Saved entries:
--- --- ---
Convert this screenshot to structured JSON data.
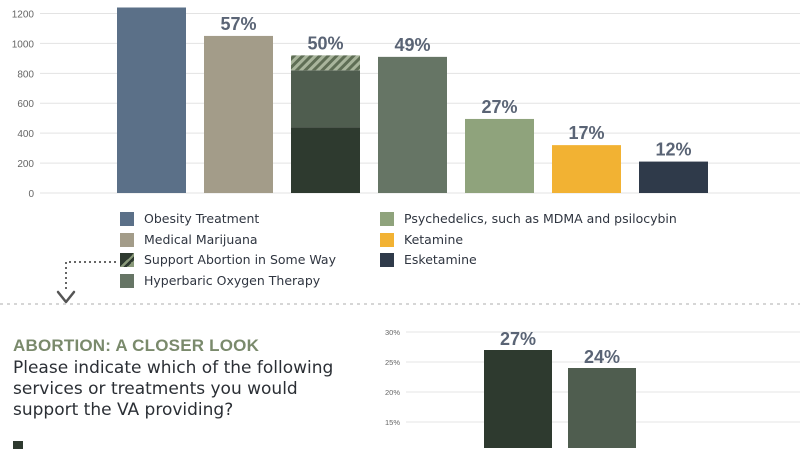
{
  "chart_data": [
    {
      "type": "bar",
      "y_ticks": [
        0,
        200,
        400,
        600,
        800,
        1000,
        1200
      ],
      "ylim": [
        0,
        1250
      ],
      "grid": true,
      "bars": [
        {
          "series": "Obesity Treatment",
          "value": 1240,
          "label": "",
          "color": "#5b7088"
        },
        {
          "series": "Medical Marijuana",
          "value": 1050,
          "label": "57%",
          "color": "#a39c89"
        },
        {
          "series": "Support Abortion in Some Way",
          "value": 920,
          "label": "50%",
          "color": "#2e3a2f",
          "segments": [
            {
              "name": "Support Abortion in Some Way",
              "value": 440,
              "color": "#2e3a2f"
            },
            {
              "name": "Hyperbaric Oxygen Therapy",
              "value": 380,
              "color": "#4f5d4f"
            },
            {
              "name": "hatched",
              "value": 100,
              "color": "#7e8c72"
            }
          ]
        },
        {
          "series": "Hyperbaric Oxygen Therapy",
          "value": 910,
          "label": "49%",
          "color": "#667565"
        },
        {
          "series": "Psychedelics, such as MDMA and psilocybin",
          "value": 495,
          "label": "27%",
          "color": "#8fa37c"
        },
        {
          "series": "Ketamine",
          "value": 320,
          "label": "17%",
          "color": "#f2b233"
        },
        {
          "series": "Esketamine",
          "value": 210,
          "label": "12%",
          "color": "#2f3a4a"
        }
      ]
    },
    {
      "type": "bar",
      "y_ticks": [
        "15%",
        "20%",
        "25%",
        "30%"
      ],
      "y_tick_values": [
        15,
        20,
        25,
        30
      ],
      "ylim": [
        13.5,
        31
      ],
      "grid": true,
      "bars": [
        {
          "value": 27,
          "label": "27%",
          "color": "#2e3a2f"
        },
        {
          "value": 24,
          "label": "24%",
          "color": "#4f5d4f"
        }
      ]
    }
  ],
  "legend": {
    "left": [
      {
        "label": "Obesity Treatment",
        "color": "#5b7088"
      },
      {
        "label": "Medical Marijuana",
        "color": "#a39c89"
      },
      {
        "label": "Support Abortion in Some Way",
        "color": "#2e3a2f",
        "hatched": true
      },
      {
        "label": "Hyperbaric Oxygen Therapy",
        "color": "#667565"
      }
    ],
    "right": [
      {
        "label": "Psychedelics, such as MDMA and psilocybin",
        "color": "#8fa37c"
      },
      {
        "label": "Ketamine",
        "color": "#f2b233"
      },
      {
        "label": "Esketamine",
        "color": "#2f3a4a"
      }
    ]
  },
  "abortion_section": {
    "title": "ABORTION: A CLOSER LOOK",
    "question": "Please indicate which of the following services or treatments you would support the VA providing?"
  }
}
--- --- ---
Exercise details> For each line in the data above that contains the string "Therapy", extract the line.

Expected answer>
              "name": "Hyperbaric Oxygen Therapy",
          "series": "Hyperbaric Oxygen Therapy",
        "label": "Hyperbaric Oxygen Therapy",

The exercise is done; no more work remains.